Veuillez traduire en anglais cette phrase de la décision disciplinaire : « MM. E...et du Crest ont relevé appel devant la chambre supérieure de discipline de l'ordre des vétérinaires qui, par une décision du 10 juillet 2015, a ramené la sanction à une interdiction d'exercer leur profession sur tout le territoire national pour une durée de deux mois dont un mois et demi avec sursis. »

--- Bloc de texte ---

>>>>>

Vu la procédure suivante :
Par une décision du 18 avril 2014, la chambre régionale de discipline de l'ordre des vétérinaires de Provence-Alpes-Côte d'Azur-Corse a infligé à M. C...E...et M. B... du Crest, sur plainte de Mme D...A..., la peine de l'interdiction d'exercer la médecine vétérinaire sur tout le territoire national pour une durée de quatre mois dont deux mois assortis du sursis.
MM. E...et du Crest ont relevé appel devant la chambre supérieure de discipline de l'ordre des vétérinaires qui, par une décision du 10 juillet 2015, a ramené la sanction à une interdiction d'exercer leur profession sur tout le territoire national pour une durée de deux mois dont un mois et demi avec sursis.
Par un pourvoi sommaire, un mémoire complémentaire et un mémoire en réplique, enregistrés au secrétariat du contentieux du Conseil d'Etat le 10 septembre et 25 novembre 2015 et le 7 octobre 2016, MM. E...et du Crest demandent au Conseil d'Etat :
1°) d'annuler cette décision ;
2°) réglant l'affaire au fond, de rejeter la plainte de MmeA... ;
3°) de mettre à la charge de Mme A...une somme de 5 000 euros au titre de l'article L. 761-1 du code de justice administrative.
Vu les autres pièces du dossier ;
Vu :
- le code rural et de la pêche maritime ;
- le décret n° 92-157 du 19 février 1992 ;
- le décret n° 2003-967 du 9 octobre 2003 ;
- le code de justice administrative ;
Après avoir entendu en séance publique :
- le rapport de M. Alain Seban, conseiller d'Etat,
- les conclusions de M. Nicolas Polge, rapporteur public.

<<<<<

--- Données fournies ---
>>>>>

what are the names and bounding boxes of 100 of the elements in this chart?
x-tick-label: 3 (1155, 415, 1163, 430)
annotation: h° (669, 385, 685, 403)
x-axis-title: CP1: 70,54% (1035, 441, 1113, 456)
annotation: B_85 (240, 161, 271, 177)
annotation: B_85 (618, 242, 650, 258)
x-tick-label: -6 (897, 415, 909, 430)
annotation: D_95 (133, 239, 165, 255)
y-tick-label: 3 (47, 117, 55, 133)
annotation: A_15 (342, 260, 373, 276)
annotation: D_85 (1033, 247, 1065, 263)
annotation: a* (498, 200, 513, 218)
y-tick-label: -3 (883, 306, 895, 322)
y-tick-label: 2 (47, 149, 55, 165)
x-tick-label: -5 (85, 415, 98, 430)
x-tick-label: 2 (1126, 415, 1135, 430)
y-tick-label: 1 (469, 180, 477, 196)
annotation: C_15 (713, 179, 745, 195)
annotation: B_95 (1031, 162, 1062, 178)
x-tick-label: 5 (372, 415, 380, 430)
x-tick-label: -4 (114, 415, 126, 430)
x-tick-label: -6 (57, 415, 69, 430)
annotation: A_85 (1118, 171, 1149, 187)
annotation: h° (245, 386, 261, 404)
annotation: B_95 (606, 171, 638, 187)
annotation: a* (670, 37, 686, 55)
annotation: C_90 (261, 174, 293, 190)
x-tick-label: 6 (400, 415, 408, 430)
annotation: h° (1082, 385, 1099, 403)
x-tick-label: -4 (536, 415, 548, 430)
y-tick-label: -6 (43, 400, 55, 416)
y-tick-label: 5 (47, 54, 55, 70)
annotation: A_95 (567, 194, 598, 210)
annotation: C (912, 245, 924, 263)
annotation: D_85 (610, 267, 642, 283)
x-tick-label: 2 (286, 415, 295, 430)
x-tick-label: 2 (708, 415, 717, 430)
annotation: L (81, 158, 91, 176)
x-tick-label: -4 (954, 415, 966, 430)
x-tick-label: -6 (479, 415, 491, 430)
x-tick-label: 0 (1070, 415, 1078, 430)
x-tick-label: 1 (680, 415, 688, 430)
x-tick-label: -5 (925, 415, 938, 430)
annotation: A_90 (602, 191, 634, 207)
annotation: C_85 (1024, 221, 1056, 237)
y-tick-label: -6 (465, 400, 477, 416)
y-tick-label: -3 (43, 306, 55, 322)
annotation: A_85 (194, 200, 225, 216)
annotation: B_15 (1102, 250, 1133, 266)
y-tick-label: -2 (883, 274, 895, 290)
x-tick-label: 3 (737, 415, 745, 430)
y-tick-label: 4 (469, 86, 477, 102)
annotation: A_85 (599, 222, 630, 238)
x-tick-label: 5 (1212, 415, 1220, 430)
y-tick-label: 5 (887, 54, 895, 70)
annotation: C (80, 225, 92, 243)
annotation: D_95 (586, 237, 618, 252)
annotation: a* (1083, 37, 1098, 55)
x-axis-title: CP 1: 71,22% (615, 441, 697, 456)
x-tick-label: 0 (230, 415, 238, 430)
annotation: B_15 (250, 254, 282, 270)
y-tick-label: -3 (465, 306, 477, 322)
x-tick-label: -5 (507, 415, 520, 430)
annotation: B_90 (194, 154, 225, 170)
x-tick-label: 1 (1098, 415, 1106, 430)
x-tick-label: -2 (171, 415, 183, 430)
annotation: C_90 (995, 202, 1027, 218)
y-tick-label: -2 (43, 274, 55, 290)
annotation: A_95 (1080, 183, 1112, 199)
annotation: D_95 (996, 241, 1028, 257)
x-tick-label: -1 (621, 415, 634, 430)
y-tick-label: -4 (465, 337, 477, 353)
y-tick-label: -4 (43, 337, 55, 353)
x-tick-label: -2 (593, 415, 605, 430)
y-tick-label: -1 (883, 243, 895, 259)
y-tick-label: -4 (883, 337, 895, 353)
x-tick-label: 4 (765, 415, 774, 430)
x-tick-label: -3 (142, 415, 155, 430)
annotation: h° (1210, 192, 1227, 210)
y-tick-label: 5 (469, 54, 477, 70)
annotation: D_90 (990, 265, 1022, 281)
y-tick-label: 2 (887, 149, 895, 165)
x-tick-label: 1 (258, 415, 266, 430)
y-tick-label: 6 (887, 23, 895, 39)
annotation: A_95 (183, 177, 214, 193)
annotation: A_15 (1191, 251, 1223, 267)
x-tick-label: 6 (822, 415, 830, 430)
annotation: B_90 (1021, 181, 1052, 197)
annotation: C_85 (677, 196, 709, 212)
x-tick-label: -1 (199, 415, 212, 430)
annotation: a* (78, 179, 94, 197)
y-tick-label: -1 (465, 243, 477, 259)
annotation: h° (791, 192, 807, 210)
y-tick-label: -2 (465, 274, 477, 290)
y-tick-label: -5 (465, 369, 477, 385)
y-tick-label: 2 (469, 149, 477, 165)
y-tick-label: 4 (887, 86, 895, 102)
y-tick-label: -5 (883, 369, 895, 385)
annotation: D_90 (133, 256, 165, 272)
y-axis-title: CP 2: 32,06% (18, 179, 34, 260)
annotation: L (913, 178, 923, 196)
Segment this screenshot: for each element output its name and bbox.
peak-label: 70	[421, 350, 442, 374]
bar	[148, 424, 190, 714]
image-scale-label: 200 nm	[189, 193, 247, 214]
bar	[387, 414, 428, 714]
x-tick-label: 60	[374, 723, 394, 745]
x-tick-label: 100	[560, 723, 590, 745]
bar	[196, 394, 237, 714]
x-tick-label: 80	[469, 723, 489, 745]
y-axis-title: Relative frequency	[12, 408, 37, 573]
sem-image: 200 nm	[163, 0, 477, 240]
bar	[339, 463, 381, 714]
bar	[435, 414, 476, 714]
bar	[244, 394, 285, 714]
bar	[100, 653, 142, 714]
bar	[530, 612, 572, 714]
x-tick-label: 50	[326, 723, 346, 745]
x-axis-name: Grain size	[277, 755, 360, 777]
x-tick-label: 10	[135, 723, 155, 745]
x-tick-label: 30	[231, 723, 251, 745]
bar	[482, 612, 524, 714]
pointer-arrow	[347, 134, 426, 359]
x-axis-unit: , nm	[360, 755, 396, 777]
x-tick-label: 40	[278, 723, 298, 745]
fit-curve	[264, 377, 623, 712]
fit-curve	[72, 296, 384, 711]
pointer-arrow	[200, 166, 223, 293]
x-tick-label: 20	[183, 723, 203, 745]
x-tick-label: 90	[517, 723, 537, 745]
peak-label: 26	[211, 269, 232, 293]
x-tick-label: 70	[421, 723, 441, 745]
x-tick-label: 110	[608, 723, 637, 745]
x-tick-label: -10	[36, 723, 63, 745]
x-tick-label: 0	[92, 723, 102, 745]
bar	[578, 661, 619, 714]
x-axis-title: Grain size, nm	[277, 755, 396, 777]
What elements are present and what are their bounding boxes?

<<<<<
>>>>>

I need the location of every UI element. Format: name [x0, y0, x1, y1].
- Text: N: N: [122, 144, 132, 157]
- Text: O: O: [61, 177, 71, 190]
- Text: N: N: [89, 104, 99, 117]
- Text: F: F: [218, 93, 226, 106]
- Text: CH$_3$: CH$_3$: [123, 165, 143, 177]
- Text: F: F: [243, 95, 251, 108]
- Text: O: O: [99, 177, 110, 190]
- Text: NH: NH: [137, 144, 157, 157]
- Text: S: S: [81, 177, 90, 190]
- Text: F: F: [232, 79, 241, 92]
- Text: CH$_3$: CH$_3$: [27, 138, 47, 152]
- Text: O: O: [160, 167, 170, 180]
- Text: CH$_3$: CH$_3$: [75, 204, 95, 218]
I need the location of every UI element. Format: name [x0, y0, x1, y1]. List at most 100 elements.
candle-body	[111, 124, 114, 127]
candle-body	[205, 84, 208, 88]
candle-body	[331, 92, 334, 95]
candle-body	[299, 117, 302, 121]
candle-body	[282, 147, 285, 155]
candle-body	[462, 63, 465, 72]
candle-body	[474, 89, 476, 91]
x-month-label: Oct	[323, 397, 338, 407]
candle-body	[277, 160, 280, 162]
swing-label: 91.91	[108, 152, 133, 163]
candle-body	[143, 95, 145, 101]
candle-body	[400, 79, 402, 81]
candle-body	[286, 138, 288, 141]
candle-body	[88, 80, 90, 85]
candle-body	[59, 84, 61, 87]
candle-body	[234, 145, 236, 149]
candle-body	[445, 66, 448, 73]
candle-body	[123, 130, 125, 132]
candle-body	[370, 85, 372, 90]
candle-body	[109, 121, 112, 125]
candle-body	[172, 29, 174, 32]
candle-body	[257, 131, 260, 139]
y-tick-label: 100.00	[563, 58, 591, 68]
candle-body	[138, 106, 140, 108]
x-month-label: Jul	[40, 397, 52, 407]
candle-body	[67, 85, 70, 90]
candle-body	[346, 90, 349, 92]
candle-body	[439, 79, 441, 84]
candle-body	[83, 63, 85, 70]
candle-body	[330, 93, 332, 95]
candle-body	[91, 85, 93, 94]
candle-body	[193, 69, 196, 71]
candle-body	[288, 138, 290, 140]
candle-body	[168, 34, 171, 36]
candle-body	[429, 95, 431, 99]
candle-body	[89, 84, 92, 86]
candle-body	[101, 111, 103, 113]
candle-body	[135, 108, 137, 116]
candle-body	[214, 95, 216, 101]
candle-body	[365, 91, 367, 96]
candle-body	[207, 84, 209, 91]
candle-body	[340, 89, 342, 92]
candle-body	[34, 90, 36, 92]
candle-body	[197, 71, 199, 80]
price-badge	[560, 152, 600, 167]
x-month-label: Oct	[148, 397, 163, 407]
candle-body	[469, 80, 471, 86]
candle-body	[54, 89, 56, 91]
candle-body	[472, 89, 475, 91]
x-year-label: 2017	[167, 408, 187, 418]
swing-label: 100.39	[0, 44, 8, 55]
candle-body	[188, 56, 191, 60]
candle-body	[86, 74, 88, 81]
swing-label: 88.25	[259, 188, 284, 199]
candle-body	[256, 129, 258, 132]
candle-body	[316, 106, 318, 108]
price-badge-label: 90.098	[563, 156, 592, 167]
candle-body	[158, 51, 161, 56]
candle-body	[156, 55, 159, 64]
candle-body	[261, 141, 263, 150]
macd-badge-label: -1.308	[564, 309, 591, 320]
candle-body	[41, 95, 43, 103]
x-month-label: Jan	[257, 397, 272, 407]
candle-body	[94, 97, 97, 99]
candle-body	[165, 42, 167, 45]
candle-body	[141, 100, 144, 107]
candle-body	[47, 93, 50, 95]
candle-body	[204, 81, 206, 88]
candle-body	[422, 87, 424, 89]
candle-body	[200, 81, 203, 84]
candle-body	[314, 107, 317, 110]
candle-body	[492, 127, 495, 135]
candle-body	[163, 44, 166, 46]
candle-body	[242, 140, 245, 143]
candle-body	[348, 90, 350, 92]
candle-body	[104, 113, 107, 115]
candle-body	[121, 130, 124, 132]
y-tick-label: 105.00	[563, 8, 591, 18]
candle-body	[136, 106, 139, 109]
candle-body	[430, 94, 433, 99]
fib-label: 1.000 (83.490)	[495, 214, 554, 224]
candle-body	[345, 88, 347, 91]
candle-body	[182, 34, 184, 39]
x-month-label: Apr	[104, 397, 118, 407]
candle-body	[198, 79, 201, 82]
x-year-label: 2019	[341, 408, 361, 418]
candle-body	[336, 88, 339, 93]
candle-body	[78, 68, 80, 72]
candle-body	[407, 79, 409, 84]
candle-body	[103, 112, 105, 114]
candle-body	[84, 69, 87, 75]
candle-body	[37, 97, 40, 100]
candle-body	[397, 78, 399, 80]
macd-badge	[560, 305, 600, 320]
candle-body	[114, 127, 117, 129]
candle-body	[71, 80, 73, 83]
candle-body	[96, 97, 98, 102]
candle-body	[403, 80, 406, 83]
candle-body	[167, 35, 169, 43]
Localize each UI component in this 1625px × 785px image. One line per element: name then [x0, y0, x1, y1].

<<<<<
>>>>>

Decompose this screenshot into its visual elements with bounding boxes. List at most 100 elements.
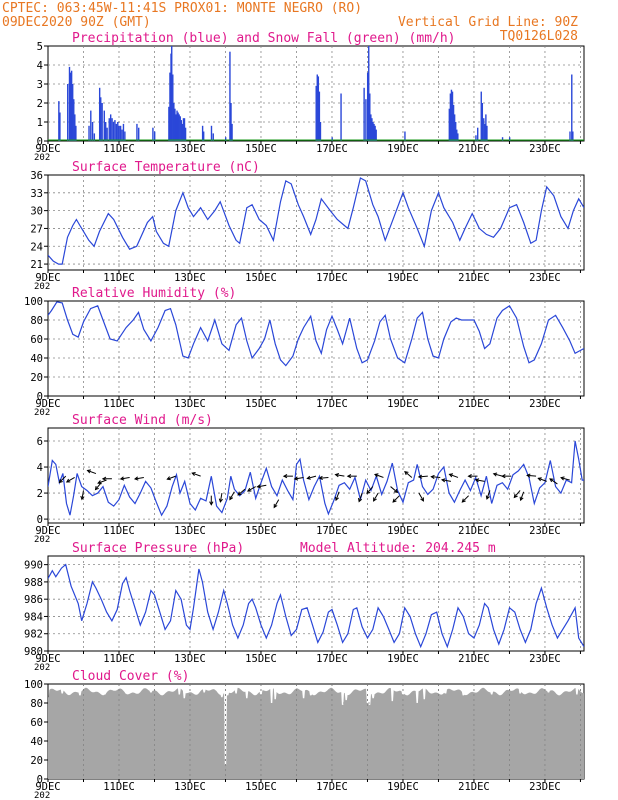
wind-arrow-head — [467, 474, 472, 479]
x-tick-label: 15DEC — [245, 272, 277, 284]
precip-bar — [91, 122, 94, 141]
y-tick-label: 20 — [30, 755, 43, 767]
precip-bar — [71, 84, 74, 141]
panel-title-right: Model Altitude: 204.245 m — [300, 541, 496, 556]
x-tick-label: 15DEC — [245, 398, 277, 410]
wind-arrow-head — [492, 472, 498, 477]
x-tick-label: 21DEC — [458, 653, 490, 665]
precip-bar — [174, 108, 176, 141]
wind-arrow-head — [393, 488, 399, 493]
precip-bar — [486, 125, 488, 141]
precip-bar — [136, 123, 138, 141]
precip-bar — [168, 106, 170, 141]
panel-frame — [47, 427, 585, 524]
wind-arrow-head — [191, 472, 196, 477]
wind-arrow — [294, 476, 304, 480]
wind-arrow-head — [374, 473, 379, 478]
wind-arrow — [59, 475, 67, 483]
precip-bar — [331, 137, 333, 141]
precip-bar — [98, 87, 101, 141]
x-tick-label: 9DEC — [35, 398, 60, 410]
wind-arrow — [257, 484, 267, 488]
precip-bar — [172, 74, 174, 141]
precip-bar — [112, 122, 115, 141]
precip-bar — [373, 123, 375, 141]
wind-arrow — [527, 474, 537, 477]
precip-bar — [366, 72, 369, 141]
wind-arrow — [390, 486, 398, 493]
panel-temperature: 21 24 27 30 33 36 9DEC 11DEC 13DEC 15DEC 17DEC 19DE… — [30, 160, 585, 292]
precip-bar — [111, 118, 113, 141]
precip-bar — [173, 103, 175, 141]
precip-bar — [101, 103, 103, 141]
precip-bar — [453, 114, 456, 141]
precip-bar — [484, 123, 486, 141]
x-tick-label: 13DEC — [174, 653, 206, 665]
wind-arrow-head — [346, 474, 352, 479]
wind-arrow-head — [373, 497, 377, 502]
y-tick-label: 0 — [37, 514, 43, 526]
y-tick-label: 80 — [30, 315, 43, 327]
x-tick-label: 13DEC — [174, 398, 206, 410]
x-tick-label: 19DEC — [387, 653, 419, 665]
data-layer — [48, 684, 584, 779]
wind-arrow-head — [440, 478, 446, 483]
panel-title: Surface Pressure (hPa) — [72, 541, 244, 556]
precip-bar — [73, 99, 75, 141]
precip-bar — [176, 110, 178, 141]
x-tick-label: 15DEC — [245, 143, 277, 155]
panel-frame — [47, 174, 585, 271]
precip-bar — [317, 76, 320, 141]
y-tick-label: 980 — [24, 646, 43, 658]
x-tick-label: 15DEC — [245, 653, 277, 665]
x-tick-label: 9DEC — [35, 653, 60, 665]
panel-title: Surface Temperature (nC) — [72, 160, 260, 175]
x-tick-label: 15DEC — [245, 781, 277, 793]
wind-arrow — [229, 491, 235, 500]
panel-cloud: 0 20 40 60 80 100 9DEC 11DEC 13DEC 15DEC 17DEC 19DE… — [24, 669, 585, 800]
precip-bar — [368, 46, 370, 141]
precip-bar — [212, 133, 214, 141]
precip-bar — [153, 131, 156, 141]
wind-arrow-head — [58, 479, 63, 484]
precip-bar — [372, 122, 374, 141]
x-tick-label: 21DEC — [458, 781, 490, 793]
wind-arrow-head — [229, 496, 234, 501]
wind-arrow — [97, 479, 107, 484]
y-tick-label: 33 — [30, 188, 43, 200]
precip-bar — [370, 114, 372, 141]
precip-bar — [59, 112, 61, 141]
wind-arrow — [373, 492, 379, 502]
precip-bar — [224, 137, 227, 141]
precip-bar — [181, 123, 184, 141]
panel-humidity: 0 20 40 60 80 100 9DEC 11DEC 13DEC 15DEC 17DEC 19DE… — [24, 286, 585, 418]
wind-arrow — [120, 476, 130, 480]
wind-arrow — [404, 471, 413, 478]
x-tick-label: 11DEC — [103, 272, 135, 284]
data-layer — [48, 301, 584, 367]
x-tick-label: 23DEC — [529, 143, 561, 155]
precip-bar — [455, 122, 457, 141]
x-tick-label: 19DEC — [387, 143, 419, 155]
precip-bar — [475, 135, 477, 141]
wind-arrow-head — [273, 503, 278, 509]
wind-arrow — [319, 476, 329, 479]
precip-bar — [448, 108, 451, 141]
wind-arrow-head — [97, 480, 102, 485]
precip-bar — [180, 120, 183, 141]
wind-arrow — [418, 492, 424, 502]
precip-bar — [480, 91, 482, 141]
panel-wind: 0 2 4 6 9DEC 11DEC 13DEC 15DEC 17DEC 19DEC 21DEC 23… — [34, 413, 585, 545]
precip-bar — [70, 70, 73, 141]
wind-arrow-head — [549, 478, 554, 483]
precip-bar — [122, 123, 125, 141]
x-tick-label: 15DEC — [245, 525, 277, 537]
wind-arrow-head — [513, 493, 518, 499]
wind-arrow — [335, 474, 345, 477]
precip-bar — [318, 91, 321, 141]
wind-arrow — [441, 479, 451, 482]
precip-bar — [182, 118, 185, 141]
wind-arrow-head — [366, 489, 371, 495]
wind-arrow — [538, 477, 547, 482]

<<<<<

--- Réponse attendue ---
Messrs. E... and du Crest appealed to the higher disciplinary chamber of the Order of Veterinarians, which, by a decision of July 10, 2015, reduced the penalty to a ban on practicing their profession throughout the national territory for a period of two months, one and a half months of which were suspended.